GIVEN EXERCISE ▸
Word for word, copy all the data and drop the pictures.

>> Start EXTRACTED ENTRIES

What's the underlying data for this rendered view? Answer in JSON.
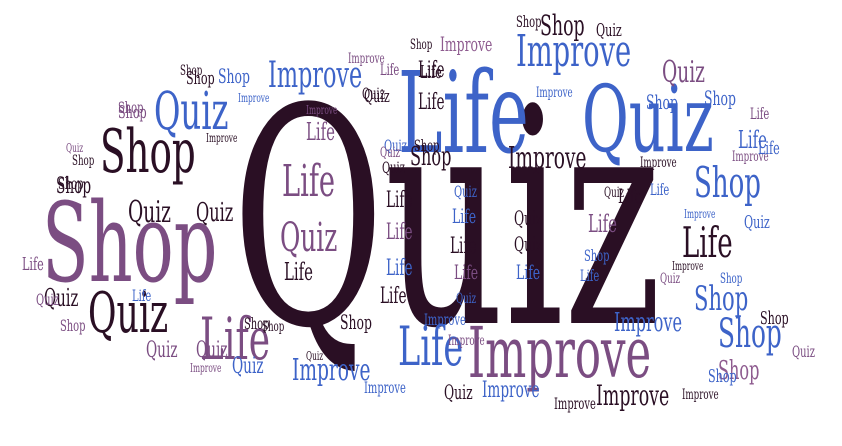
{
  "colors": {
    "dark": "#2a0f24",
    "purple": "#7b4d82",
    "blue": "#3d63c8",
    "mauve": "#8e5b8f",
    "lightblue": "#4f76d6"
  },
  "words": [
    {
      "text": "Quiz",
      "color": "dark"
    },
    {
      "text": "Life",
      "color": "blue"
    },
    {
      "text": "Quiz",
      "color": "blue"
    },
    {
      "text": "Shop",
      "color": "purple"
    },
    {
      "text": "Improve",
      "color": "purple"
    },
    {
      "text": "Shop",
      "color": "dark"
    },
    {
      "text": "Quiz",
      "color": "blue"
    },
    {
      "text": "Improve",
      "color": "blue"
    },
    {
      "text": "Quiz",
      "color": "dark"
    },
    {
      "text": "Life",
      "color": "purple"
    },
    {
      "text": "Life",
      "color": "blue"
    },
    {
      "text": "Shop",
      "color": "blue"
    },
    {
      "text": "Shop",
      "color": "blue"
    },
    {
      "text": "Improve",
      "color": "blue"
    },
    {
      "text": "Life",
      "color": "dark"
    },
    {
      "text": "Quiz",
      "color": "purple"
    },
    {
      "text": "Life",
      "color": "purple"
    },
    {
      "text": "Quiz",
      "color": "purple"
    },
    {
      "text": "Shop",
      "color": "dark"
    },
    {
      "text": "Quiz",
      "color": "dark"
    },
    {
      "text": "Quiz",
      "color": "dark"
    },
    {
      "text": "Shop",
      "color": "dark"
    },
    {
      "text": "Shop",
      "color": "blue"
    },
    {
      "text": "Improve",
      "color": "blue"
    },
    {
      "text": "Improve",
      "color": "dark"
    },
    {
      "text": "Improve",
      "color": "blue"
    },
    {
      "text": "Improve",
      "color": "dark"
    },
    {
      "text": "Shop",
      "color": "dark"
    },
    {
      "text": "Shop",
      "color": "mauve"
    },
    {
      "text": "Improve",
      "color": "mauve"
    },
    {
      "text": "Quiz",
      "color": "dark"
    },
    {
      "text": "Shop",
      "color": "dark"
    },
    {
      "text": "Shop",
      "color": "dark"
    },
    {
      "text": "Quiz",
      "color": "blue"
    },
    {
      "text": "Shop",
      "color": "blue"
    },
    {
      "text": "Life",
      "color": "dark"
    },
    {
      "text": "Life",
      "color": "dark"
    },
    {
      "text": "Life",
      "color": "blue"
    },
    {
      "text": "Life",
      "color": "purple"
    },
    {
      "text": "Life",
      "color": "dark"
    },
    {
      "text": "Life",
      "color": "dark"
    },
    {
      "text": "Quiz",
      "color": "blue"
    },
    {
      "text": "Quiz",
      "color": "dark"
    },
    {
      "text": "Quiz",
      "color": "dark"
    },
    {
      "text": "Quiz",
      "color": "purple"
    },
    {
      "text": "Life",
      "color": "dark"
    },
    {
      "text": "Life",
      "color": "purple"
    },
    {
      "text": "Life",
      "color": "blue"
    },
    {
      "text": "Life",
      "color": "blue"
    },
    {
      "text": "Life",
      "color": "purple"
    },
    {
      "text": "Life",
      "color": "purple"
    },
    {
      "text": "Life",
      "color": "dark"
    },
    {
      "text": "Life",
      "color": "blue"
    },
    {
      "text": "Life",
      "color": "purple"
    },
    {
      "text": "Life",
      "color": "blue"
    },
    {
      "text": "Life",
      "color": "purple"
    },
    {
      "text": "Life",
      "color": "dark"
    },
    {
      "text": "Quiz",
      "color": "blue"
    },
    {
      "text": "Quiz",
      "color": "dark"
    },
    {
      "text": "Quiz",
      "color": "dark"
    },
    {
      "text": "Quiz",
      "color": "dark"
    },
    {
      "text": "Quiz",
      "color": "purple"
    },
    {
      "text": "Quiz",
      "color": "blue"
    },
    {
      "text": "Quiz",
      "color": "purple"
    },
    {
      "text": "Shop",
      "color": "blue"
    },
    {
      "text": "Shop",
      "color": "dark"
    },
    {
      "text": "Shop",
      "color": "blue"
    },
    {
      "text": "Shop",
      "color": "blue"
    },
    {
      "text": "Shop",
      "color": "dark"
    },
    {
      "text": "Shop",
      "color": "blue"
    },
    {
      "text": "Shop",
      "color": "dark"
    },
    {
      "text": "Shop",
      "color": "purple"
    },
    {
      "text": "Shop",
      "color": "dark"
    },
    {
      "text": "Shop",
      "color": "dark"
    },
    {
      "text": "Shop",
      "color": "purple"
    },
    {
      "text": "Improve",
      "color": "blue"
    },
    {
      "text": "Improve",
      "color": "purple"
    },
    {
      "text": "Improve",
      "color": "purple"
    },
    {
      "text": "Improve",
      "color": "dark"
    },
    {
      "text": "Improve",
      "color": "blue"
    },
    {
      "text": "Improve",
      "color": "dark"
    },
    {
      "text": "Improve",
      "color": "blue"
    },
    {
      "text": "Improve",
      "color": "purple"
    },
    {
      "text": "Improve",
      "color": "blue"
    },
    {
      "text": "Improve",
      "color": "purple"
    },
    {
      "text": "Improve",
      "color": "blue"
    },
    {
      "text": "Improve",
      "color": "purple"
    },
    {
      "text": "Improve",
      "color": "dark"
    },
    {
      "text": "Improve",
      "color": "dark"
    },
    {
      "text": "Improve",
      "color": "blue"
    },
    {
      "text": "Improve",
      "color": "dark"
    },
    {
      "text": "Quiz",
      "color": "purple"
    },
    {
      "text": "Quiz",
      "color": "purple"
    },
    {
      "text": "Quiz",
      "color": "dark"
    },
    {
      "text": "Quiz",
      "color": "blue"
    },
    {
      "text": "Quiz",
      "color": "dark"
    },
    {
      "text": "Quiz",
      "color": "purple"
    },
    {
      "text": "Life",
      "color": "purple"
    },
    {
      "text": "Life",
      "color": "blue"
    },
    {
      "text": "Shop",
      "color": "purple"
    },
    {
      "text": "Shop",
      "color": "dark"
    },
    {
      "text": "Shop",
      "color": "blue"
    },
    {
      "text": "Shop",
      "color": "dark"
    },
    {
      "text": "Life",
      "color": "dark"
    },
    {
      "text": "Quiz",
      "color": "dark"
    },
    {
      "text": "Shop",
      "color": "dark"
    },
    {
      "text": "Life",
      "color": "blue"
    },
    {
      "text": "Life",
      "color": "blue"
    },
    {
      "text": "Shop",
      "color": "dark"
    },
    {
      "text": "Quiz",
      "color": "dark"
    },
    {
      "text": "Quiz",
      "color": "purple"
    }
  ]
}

>> End EXTRACTED ENTRIES

EXERCISE SOLUTION ▸
What's the underlying data for this rendered view? Answer in JSON.
{
  "colors": {
    "dark": "#2a0f24",
    "purple": "#7b4d82",
    "blue": "#3d63c8",
    "mauve": "#8e5b8f",
    "lightblue": "#4f76d6"
  },
  "words": [
    {
      "text": "Quiz",
      "color": "dark"
    },
    {
      "text": "Life",
      "color": "blue"
    },
    {
      "text": "Quiz",
      "color": "blue"
    },
    {
      "text": "Shop",
      "color": "purple"
    },
    {
      "text": "Improve",
      "color": "purple"
    },
    {
      "text": "Shop",
      "color": "dark"
    },
    {
      "text": "Quiz",
      "color": "blue"
    },
    {
      "text": "Improve",
      "color": "blue"
    },
    {
      "text": "Quiz",
      "color": "dark"
    },
    {
      "text": "Life",
      "color": "purple"
    },
    {
      "text": "Life",
      "color": "blue"
    },
    {
      "text": "Shop",
      "color": "blue"
    },
    {
      "text": "Shop",
      "color": "blue"
    },
    {
      "text": "Improve",
      "color": "blue"
    },
    {
      "text": "Life",
      "color": "dark"
    },
    {
      "text": "Quiz",
      "color": "purple"
    },
    {
      "text": "Life",
      "color": "purple"
    },
    {
      "text": "Quiz",
      "color": "purple"
    },
    {
      "text": "Shop",
      "color": "dark"
    },
    {
      "text": "Quiz",
      "color": "dark"
    },
    {
      "text": "Quiz",
      "color": "dark"
    },
    {
      "text": "Shop",
      "color": "dark"
    },
    {
      "text": "Shop",
      "color": "blue"
    },
    {
      "text": "Improve",
      "color": "blue"
    },
    {
      "text": "Improve",
      "color": "dark"
    },
    {
      "text": "Improve",
      "color": "blue"
    },
    {
      "text": "Improve",
      "color": "dark"
    },
    {
      "text": "Shop",
      "color": "dark"
    },
    {
      "text": "Shop",
      "color": "mauve"
    },
    {
      "text": "Improve",
      "color": "mauve"
    },
    {
      "text": "Quiz",
      "color": "dark"
    },
    {
      "text": "Shop",
      "color": "dark"
    },
    {
      "text": "Shop",
      "color": "dark"
    },
    {
      "text": "Quiz",
      "color": "blue"
    },
    {
      "text": "Shop",
      "color": "blue"
    },
    {
      "text": "Life",
      "color": "dark"
    },
    {
      "text": "Life",
      "color": "dark"
    },
    {
      "text": "Life",
      "color": "blue"
    },
    {
      "text": "Life",
      "color": "purple"
    },
    {
      "text": "Life",
      "color": "dark"
    },
    {
      "text": "Life",
      "color": "dark"
    },
    {
      "text": "Quiz",
      "color": "blue"
    },
    {
      "text": "Quiz",
      "color": "dark"
    },
    {
      "text": "Quiz",
      "color": "dark"
    },
    {
      "text": "Quiz",
      "color": "purple"
    },
    {
      "text": "Life",
      "color": "dark"
    },
    {
      "text": "Life",
      "color": "purple"
    },
    {
      "text": "Life",
      "color": "blue"
    },
    {
      "text": "Life",
      "color": "blue"
    },
    {
      "text": "Life",
      "color": "purple"
    },
    {
      "text": "Life",
      "color": "purple"
    },
    {
      "text": "Life",
      "color": "dark"
    },
    {
      "text": "Life",
      "color": "blue"
    },
    {
      "text": "Life",
      "color": "purple"
    },
    {
      "text": "Life",
      "color": "blue"
    },
    {
      "text": "Life",
      "color": "purple"
    },
    {
      "text": "Life",
      "color": "dark"
    },
    {
      "text": "Quiz",
      "color": "blue"
    },
    {
      "text": "Quiz",
      "color": "dark"
    },
    {
      "text": "Quiz",
      "color": "dark"
    },
    {
      "text": "Quiz",
      "color": "dark"
    },
    {
      "text": "Quiz",
      "color": "purple"
    },
    {
      "text": "Quiz",
      "color": "blue"
    },
    {
      "text": "Quiz",
      "color": "purple"
    },
    {
      "text": "Shop",
      "color": "blue"
    },
    {
      "text": "Shop",
      "color": "dark"
    },
    {
      "text": "Shop",
      "color": "blue"
    },
    {
      "text": "Shop",
      "color": "blue"
    },
    {
      "text": "Shop",
      "color": "dark"
    },
    {
      "text": "Shop",
      "color": "blue"
    },
    {
      "text": "Shop",
      "color": "dark"
    },
    {
      "text": "Shop",
      "color": "purple"
    },
    {
      "text": "Shop",
      "color": "dark"
    },
    {
      "text": "Shop",
      "color": "dark"
    },
    {
      "text": "Shop",
      "color": "purple"
    },
    {
      "text": "Improve",
      "color": "blue"
    },
    {
      "text": "Improve",
      "color": "purple"
    },
    {
      "text": "Improve",
      "color": "purple"
    },
    {
      "text": "Improve",
      "color": "dark"
    },
    {
      "text": "Improve",
      "color": "blue"
    },
    {
      "text": "Improve",
      "color": "dark"
    },
    {
      "text": "Improve",
      "color": "blue"
    },
    {
      "text": "Improve",
      "color": "purple"
    },
    {
      "text": "Improve",
      "color": "blue"
    },
    {
      "text": "Improve",
      "color": "purple"
    },
    {
      "text": "Improve",
      "color": "blue"
    },
    {
      "text": "Improve",
      "color": "purple"
    },
    {
      "text": "Improve",
      "color": "dark"
    },
    {
      "text": "Improve",
      "color": "dark"
    },
    {
      "text": "Improve",
      "color": "blue"
    },
    {
      "text": "Improve",
      "color": "dark"
    },
    {
      "text": "Quiz",
      "color": "purple"
    },
    {
      "text": "Quiz",
      "color": "purple"
    },
    {
      "text": "Quiz",
      "color": "dark"
    },
    {
      "text": "Quiz",
      "color": "blue"
    },
    {
      "text": "Quiz",
      "color": "dark"
    },
    {
      "text": "Quiz",
      "color": "purple"
    },
    {
      "text": "Life",
      "color": "purple"
    },
    {
      "text": "Life",
      "color": "blue"
    },
    {
      "text": "Shop",
      "color": "purple"
    },
    {
      "text": "Shop",
      "color": "dark"
    },
    {
      "text": "Shop",
      "color": "blue"
    },
    {
      "text": "Shop",
      "color": "dark"
    },
    {
      "text": "Life",
      "color": "dark"
    },
    {
      "text": "Quiz",
      "color": "dark"
    },
    {
      "text": "Shop",
      "color": "dark"
    },
    {
      "text": "Life",
      "color": "blue"
    },
    {
      "text": "Life",
      "color": "blue"
    },
    {
      "text": "Shop",
      "color": "dark"
    },
    {
      "text": "Quiz",
      "color": "dark"
    },
    {
      "text": "Quiz",
      "color": "purple"
    }
  ]
}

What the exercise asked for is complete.